[WHAT TO DO]
For every line in the records that has the word "sample", make a copy.

(Data entries)

=-=-=-=-=

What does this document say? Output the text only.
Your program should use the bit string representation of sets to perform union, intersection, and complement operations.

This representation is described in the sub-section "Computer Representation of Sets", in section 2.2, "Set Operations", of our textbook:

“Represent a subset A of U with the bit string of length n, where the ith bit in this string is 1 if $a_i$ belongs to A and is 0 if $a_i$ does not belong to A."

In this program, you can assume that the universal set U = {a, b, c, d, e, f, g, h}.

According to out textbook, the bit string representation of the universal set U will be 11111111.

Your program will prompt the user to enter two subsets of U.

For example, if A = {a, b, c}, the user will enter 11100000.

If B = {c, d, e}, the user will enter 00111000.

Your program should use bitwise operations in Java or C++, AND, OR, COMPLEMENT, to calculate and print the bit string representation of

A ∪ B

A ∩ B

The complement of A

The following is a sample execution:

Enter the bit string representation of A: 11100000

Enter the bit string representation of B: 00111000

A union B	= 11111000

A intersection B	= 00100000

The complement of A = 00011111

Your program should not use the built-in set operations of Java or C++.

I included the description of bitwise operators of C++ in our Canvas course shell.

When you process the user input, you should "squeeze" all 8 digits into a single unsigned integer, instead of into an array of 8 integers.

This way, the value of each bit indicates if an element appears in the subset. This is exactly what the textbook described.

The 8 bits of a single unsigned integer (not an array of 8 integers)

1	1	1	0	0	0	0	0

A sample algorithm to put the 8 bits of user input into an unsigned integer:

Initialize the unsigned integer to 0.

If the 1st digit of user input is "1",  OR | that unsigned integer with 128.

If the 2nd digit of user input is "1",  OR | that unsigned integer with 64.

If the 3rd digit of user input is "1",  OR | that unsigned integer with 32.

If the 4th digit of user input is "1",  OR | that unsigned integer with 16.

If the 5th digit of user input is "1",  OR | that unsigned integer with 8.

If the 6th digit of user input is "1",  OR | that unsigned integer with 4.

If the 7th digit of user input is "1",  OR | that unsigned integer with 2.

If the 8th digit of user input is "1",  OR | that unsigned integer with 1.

=-=-=-=-=

[TASK ANSWER]
The following is a sample execution:
A sample algorithm to put the 8 bits of user input into an unsigned integer:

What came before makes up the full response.